Problem to solve: Take from the listing each line that has the string "Muhammad".

**********

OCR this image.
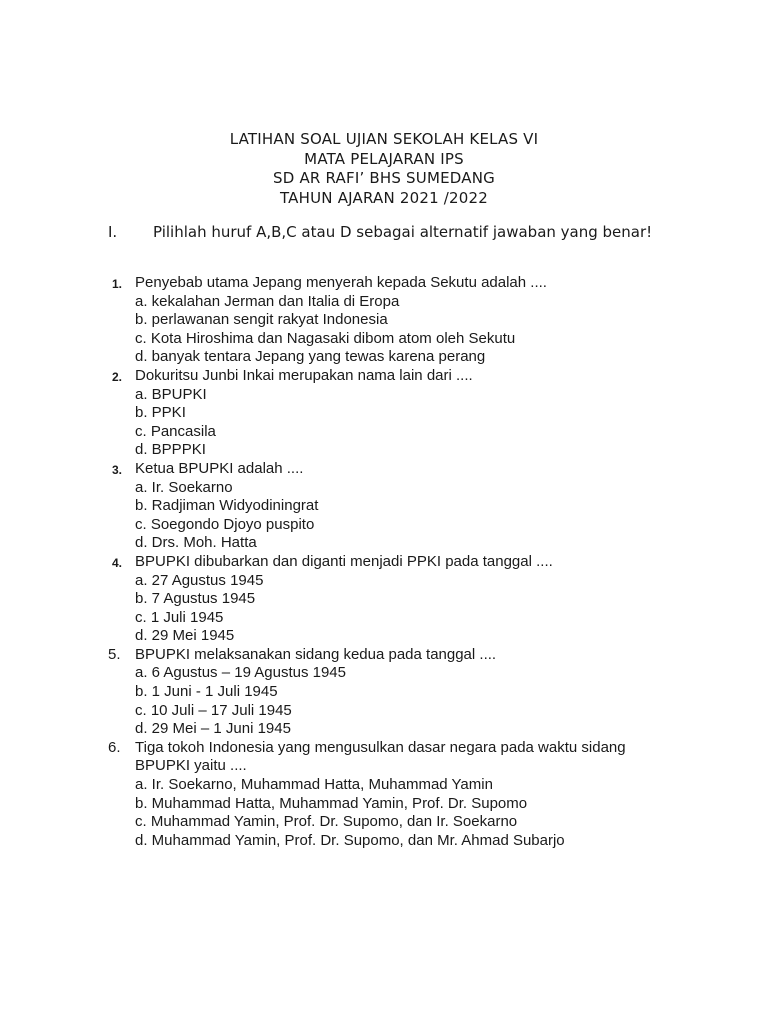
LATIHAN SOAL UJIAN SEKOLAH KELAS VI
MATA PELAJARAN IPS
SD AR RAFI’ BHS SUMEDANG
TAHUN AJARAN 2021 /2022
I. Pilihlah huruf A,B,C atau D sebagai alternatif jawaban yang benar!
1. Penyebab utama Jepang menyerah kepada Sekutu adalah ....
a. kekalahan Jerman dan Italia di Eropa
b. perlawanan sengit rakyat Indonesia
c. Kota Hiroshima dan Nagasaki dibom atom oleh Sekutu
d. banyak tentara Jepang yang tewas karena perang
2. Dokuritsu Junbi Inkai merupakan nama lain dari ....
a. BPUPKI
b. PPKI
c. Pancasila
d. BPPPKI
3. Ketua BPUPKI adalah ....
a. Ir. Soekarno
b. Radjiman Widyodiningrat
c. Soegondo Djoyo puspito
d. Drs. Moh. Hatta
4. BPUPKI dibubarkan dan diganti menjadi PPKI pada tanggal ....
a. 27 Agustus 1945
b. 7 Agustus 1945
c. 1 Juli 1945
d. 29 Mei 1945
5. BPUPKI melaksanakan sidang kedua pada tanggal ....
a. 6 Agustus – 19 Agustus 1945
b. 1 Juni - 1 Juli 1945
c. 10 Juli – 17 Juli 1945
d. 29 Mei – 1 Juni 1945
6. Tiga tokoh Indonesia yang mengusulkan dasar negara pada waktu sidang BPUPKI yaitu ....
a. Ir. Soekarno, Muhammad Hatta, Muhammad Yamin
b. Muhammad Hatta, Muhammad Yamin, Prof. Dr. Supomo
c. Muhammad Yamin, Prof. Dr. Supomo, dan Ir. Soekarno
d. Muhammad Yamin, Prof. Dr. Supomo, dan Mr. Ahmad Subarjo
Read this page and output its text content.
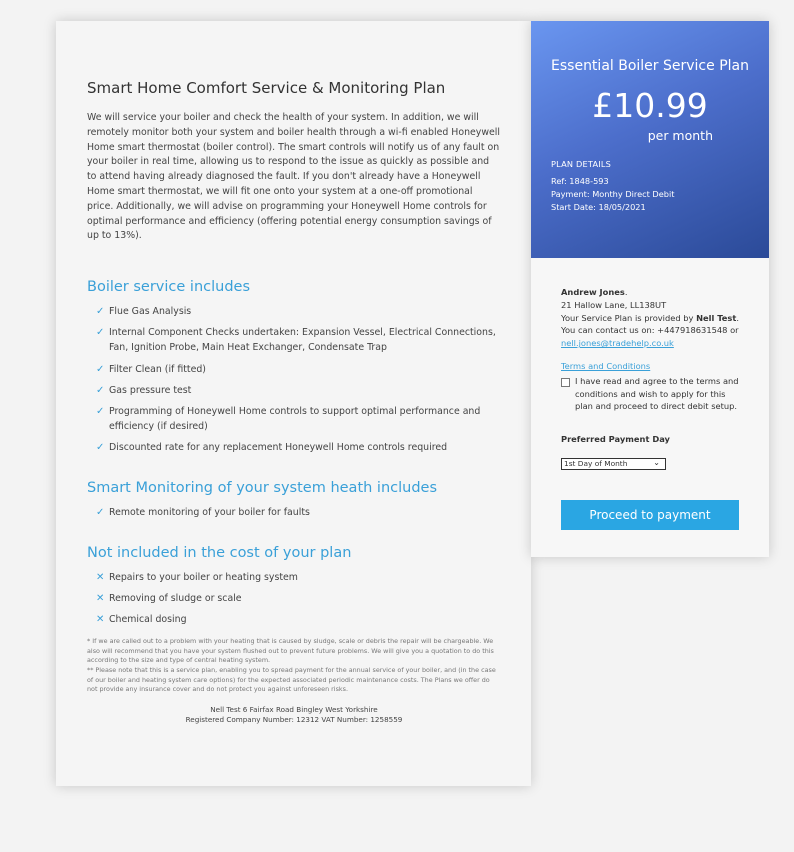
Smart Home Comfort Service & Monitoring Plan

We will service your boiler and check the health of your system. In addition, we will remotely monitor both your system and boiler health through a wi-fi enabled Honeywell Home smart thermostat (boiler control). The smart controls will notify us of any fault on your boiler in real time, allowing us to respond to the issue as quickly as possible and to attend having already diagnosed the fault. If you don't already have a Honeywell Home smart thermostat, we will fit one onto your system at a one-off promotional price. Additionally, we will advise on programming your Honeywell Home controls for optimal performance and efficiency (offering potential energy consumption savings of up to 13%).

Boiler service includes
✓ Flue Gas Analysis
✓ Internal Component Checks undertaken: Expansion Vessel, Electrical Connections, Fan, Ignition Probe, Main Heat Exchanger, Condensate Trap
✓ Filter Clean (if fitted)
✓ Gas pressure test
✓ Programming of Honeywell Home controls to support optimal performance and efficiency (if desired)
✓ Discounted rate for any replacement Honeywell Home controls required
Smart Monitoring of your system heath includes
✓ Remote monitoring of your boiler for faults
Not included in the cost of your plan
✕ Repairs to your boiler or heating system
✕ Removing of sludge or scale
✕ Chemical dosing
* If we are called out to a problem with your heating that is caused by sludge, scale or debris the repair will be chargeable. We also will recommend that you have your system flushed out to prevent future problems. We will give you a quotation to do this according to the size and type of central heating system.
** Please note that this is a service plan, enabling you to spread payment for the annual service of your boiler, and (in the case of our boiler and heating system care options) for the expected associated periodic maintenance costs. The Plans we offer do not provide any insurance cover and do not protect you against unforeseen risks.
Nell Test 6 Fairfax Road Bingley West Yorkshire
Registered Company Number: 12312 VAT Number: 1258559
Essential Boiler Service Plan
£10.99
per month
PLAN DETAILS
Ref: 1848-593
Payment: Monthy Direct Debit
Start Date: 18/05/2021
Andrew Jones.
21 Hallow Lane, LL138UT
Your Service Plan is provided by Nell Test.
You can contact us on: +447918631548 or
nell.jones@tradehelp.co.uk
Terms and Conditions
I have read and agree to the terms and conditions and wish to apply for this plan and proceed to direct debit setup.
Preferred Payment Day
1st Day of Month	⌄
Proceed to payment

**********

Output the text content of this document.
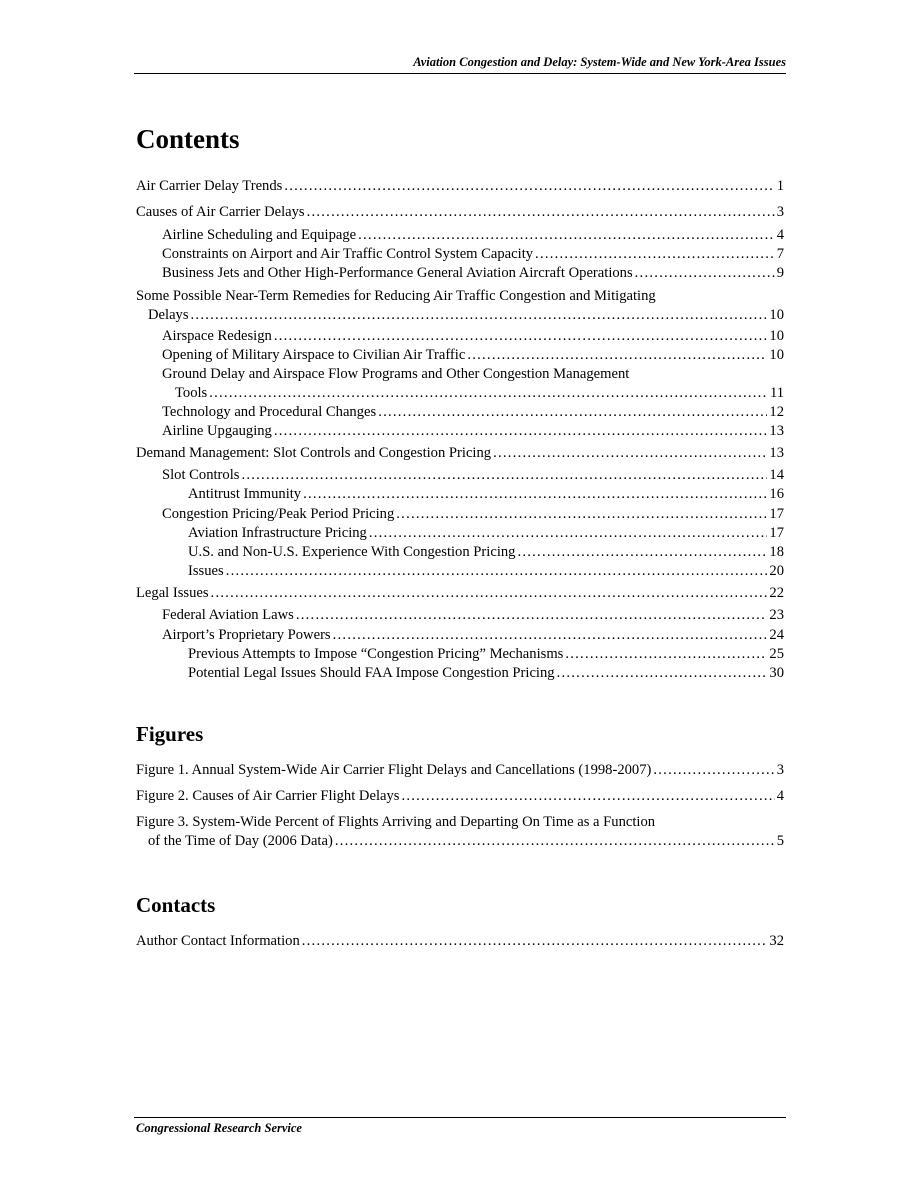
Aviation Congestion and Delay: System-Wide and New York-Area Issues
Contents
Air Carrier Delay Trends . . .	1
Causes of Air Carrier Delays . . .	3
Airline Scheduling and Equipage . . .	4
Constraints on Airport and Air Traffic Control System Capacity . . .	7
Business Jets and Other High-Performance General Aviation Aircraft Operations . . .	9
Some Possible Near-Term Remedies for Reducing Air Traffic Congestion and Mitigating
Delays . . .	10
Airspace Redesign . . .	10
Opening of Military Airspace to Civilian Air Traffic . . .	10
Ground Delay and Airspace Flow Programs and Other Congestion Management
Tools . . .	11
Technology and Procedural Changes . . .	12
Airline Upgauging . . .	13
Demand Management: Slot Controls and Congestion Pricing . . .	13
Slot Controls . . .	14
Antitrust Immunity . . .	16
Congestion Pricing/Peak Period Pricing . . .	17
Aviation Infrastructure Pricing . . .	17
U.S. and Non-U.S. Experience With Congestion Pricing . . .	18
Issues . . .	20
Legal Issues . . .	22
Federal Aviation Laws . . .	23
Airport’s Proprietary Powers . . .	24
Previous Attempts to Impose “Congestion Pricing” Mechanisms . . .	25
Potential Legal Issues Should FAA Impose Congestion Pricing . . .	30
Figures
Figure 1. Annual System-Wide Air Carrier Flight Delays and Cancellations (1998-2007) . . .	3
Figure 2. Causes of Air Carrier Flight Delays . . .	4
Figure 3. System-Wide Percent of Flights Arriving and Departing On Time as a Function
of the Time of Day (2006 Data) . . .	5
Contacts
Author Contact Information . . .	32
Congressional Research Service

**********

Exercise answer:
a. Ir. Soekarno, Muhammad Hatta, Muhammad Yamin
b. Muhammad Hatta, Muhammad Yamin, Prof. Dr. Supomo
c. Muhammad Yamin, Prof. Dr. Supomo, dan Ir. Soekarno
d. Muhammad Yamin, Prof. Dr. Supomo, dan Mr. Ahmad Subarjo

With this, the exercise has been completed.